# Provided data
■ ■ ■

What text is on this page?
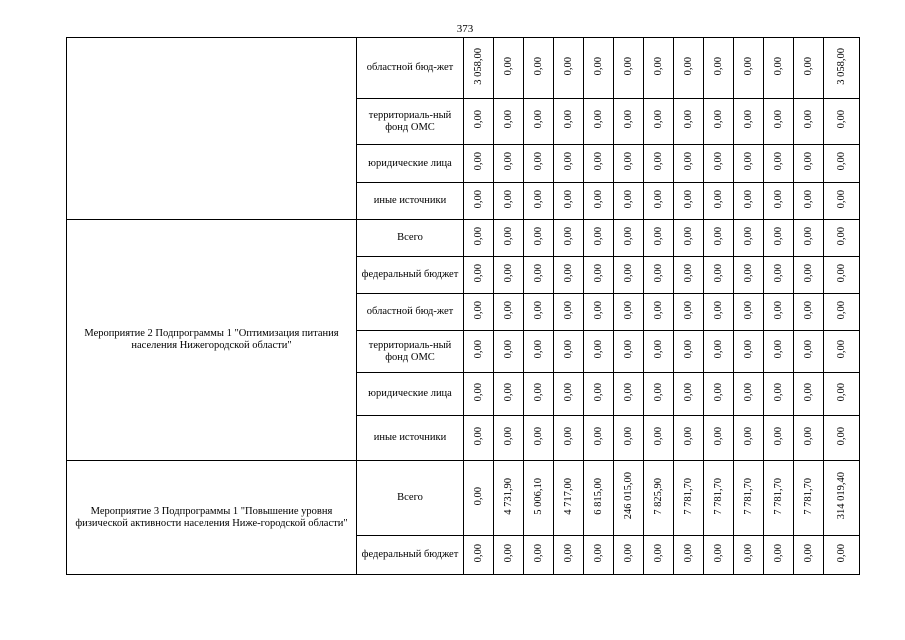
373
	областной бюд-жет	3 058,00	0,00	0,00	0,00	0,00	0,00	0,00	0,00	0,00	0,00	0,00	0,00	3 058,00
	территориаль-ный фонд ОМС	0,00	0,00	0,00	0,00	0,00	0,00	0,00	0,00	0,00	0,00	0,00	0,00	0,00
	юридические лица	0,00	0,00	0,00	0,00	0,00	0,00	0,00	0,00	0,00	0,00	0,00	0,00	0,00
	иные источники	0,00	0,00	0,00	0,00	0,00	0,00	0,00	0,00	0,00	0,00	0,00	0,00	0,00
Мероприятие 2 Подпрограммы 1 "Оптимизация питания населения Нижегородской области"	Всего	0,00	0,00	0,00	0,00	0,00	0,00	0,00	0,00	0,00	0,00	0,00	0,00	0,00
	федеральный бюджет	0,00	0,00	0,00	0,00	0,00	0,00	0,00	0,00	0,00	0,00	0,00	0,00	0,00
	областной бюд-жет	0,00	0,00	0,00	0,00	0,00	0,00	0,00	0,00	0,00	0,00	0,00	0,00	0,00
	территориаль-ный фонд ОМС	0,00	0,00	0,00	0,00	0,00	0,00	0,00	0,00	0,00	0,00	0,00	0,00	0,00
	юридические лица	0,00	0,00	0,00	0,00	0,00	0,00	0,00	0,00	0,00	0,00	0,00	0,00	0,00
	иные источники	0,00	0,00	0,00	0,00	0,00	0,00	0,00	0,00	0,00	0,00	0,00	0,00	0,00
Мероприятие 3 Подпрограммы 1 "Повышение уровня физической активности населения Ниже-городской области"	Всего	0,00	4 731,90	5 006,10	4 717,00	6 815,00	246 015,00	7 825,90	7 781,70	7 781,70	7 781,70	7 781,70	7 781,70	314 019,40
	федеральный бюджет	0,00	0,00	0,00	0,00	0,00	0,00	0,00	0,00	0,00	0,00	0,00	0,00	0,00
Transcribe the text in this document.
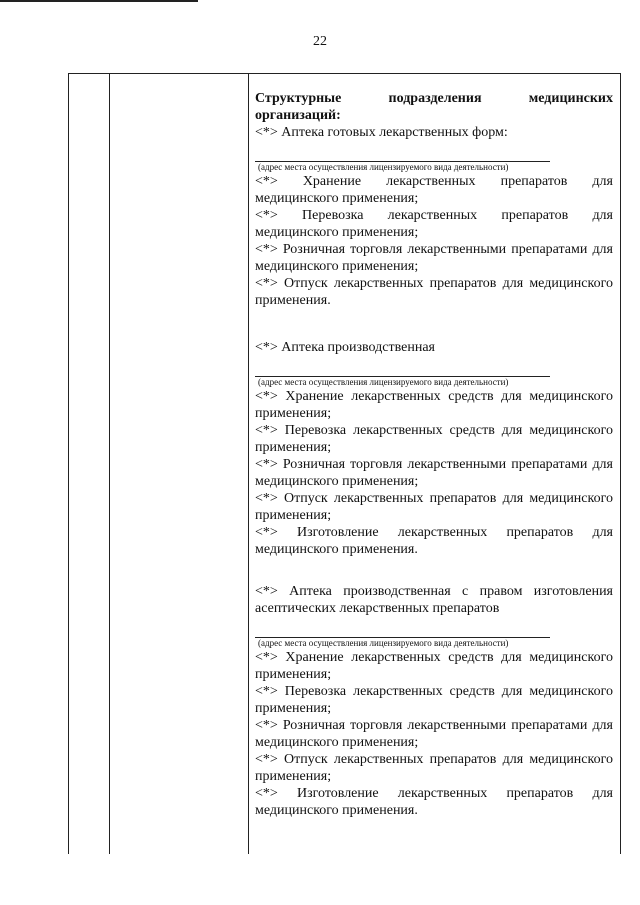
22

Структурные подразделения медицинских организаций:

<*> Аптека готовых лекарственных форм:

(адрес места осуществления лицензируемого вида деятельности)

<*> Хранение лекарственных препаратов для медицинского применения;

<*> Перевозка лекарственных препаратов для медицинского применения;

<*> Розничная торговля лекарственными препаратами для медицинского применения;

<*> Отпуск лекарственных препаратов для медицинского применения.

<*> Аптека производственная

(адрес места осуществления лицензируемого вида деятельности)

<*> Хранение лекарственных средств для медицинского применения;

<*> Перевозка лекарственных средств для медицинского применения;

<*> Розничная торговля лекарственными препаратами для медицинского применения;

<*> Отпуск лекарственных препаратов для медицинского применения;

<*> Изготовление лекарственных препаратов для медицинского применения.

<*> Аптека производственная с правом изготовления асептических лекарственных препаратов

(адрес места осуществления лицензируемого вида деятельности)

<*> Хранение лекарственных средств для медицинского применения;

<*> Перевозка лекарственных средств для медицинского применения;

<*> Розничная торговля лекарственными препаратами для медицинского применения;

<*> Отпуск лекарственных препаратов для медицинского применения;

<*> Изготовление лекарственных препаратов для медицинского применения.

■ ■ ■

Quote the listing above in full, except for the pictures.

# Written solution
What text is on this page?
373
	областной бюд-жет	3 058,00	0,00	0,00	0,00	0,00	0,00	0,00	0,00	0,00	0,00	0,00	0,00	3 058,00
	территориаль-ный фонд ОМС	0,00	0,00	0,00	0,00	0,00	0,00	0,00	0,00	0,00	0,00	0,00	0,00	0,00
	юридические лица	0,00	0,00	0,00	0,00	0,00	0,00	0,00	0,00	0,00	0,00	0,00	0,00	0,00
	иные источники	0,00	0,00	0,00	0,00	0,00	0,00	0,00	0,00	0,00	0,00	0,00	0,00	0,00
Мероприятие 2 Подпрограммы 1 "Оптимизация питания населения Нижегородской области"	Всего	0,00	0,00	0,00	0,00	0,00	0,00	0,00	0,00	0,00	0,00	0,00	0,00	0,00
	федеральный бюджет	0,00	0,00	0,00	0,00	0,00	0,00	0,00	0,00	0,00	0,00	0,00	0,00	0,00
	областной бюд-жет	0,00	0,00	0,00	0,00	0,00	0,00	0,00	0,00	0,00	0,00	0,00	0,00	0,00
	территориаль-ный фонд ОМС	0,00	0,00	0,00	0,00	0,00	0,00	0,00	0,00	0,00	0,00	0,00	0,00	0,00
	юридические лица	0,00	0,00	0,00	0,00	0,00	0,00	0,00	0,00	0,00	0,00	0,00	0,00	0,00
	иные источники	0,00	0,00	0,00	0,00	0,00	0,00	0,00	0,00	0,00	0,00	0,00	0,00	0,00
Мероприятие 3 Подпрограммы 1 "Повышение уровня физической активности населения Ниже-городской области"	Всего	0,00	4 731,90	5 006,10	4 717,00	6 815,00	246 015,00	7 825,90	7 781,70	7 781,70	7 781,70	7 781,70	7 781,70	314 019,40
	федеральный бюджет	0,00	0,00	0,00	0,00	0,00	0,00	0,00	0,00	0,00	0,00	0,00	0,00	0,00
Transcribe the text in this document.
22

Структурные подразделения медицинских организаций:

<*> Аптека готовых лекарственных форм:

(адрес места осуществления лицензируемого вида деятельности)

<*> Хранение лекарственных препаратов для медицинского применения;

<*> Перевозка лекарственных препаратов для медицинского применения;

<*> Розничная торговля лекарственными препаратами для медицинского применения;

<*> Отпуск лекарственных препаратов для медицинского применения.

<*> Аптека производственная

(адрес места осуществления лицензируемого вида деятельности)

<*> Хранение лекарственных средств для медицинского применения;

<*> Перевозка лекарственных средств для медицинского применения;

<*> Розничная торговля лекарственными препаратами для медицинского применения;

<*> Отпуск лекарственных препаратов для медицинского применения;

<*> Изготовление лекарственных препаратов для медицинского применения.

<*> Аптека производственная с правом изготовления асептических лекарственных препаратов

(адрес места осуществления лицензируемого вида деятельности)

<*> Хранение лекарственных средств для медицинского применения;

<*> Перевозка лекарственных средств для медицинского применения;

<*> Розничная торговля лекарственными препаратами для медицинского применения;

<*> Отпуск лекарственных препаратов для медицинского применения;

<*> Изготовление лекарственных препаратов для медицинского применения.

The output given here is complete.